(Given entries)
--- start ---

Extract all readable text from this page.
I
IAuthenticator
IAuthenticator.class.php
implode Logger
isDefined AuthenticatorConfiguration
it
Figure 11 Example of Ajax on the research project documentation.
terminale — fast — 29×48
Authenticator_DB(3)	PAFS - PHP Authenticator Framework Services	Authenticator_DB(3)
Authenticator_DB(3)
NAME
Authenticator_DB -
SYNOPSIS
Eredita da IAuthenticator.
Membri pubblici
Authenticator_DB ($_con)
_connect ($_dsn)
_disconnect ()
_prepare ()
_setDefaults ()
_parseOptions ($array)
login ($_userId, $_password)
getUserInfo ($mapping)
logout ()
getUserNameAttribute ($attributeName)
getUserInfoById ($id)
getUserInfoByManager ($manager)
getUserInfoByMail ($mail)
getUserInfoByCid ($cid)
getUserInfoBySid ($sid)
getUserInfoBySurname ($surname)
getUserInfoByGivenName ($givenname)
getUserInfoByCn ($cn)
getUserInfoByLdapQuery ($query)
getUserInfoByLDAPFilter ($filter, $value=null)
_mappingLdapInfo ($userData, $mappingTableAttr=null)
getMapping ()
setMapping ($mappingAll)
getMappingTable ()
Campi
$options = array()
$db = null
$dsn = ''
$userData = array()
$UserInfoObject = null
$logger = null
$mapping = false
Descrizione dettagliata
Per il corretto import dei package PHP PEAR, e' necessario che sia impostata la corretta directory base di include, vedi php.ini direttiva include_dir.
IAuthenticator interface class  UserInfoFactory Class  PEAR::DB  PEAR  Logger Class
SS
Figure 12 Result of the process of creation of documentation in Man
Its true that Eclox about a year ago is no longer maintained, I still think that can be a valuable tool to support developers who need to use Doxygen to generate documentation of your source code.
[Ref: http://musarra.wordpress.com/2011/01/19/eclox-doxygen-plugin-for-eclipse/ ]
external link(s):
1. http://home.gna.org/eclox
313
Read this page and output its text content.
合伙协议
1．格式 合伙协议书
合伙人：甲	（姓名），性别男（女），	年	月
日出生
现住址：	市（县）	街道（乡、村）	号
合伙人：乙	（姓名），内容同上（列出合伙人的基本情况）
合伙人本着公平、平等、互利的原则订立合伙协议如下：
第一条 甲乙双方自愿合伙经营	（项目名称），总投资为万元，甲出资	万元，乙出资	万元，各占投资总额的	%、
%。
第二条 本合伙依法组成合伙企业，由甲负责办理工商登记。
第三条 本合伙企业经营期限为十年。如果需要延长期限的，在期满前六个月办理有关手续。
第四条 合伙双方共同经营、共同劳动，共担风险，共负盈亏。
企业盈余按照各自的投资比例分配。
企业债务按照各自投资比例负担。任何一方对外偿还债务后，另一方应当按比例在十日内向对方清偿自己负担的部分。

--- end ---

(Request) In the entries above, how many lines hold the word "page"? State the number and nothing else.

(Reply to the exercise) 2